Exercise description:
Print all entries precisely as they are written.

Data to use:
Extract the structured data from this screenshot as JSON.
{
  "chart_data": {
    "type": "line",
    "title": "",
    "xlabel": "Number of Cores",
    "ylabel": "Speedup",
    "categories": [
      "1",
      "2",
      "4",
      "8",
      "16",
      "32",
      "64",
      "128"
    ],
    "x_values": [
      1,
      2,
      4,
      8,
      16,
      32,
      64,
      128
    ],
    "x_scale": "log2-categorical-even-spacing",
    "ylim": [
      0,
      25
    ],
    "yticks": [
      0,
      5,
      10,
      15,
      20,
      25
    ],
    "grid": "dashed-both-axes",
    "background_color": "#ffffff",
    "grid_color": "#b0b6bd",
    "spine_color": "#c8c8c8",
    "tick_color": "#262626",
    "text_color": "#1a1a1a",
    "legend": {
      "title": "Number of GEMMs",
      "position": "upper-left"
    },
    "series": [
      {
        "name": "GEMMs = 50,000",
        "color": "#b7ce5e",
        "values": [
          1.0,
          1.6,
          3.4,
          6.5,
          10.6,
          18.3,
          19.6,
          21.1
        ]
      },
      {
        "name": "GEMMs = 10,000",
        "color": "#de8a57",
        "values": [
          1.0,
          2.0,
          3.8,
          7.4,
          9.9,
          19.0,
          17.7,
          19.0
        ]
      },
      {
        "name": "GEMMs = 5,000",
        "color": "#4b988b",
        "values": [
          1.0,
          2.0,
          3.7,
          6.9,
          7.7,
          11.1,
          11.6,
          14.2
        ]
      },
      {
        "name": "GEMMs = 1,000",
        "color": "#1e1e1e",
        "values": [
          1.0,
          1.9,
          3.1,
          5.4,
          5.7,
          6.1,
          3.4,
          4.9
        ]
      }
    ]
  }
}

Problem solution:
Extract the structured data from this screenshot as JSON.
{
  "chart_data": {
    "type": "line",
    "title": "",
    "xlabel": "Number of Cores",
    "ylabel": "Speedup",
    "categories": [
      "1",
      "2",
      "4",
      "8",
      "16",
      "32",
      "64",
      "128"
    ],
    "x_values": [
      1,
      2,
      4,
      8,
      16,
      32,
      64,
      128
    ],
    "x_scale": "log2-categorical-even-spacing",
    "ylim": [
      0,
      25
    ],
    "yticks": [
      0,
      5,
      10,
      15,
      20,
      25
    ],
    "grid": "dashed-both-axes",
    "background_color": "#ffffff",
    "grid_color": "#b0b6bd",
    "spine_color": "#c8c8c8",
    "tick_color": "#262626",
    "text_color": "#1a1a1a",
    "legend": {
      "title": "Number of GEMMs",
      "position": "upper-left"
    },
    "series": [
      {
        "name": "GEMMs = 50,000",
        "color": "#b7ce5e",
        "values": [
          1.0,
          1.6,
          3.4,
          6.5,
          10.6,
          18.3,
          19.6,
          21.1
        ]
      },
      {
        "name": "GEMMs = 10,000",
        "color": "#de8a57",
        "values": [
          1.0,
          2.0,
          3.8,
          7.4,
          9.9,
          19.0,
          17.7,
          19.0
        ]
      },
      {
        "name": "GEMMs = 5,000",
        "color": "#4b988b",
        "values": [
          1.0,
          2.0,
          3.7,
          6.9,
          7.7,
          11.1,
          11.6,
          14.2
        ]
      },
      {
        "name": "GEMMs = 1,000",
        "color": "#1e1e1e",
        "values": [
          1.0,
          1.9,
          3.1,
          5.4,
          5.7,
          6.1,
          3.4,
          4.9
        ]
      }
    ]
  }
}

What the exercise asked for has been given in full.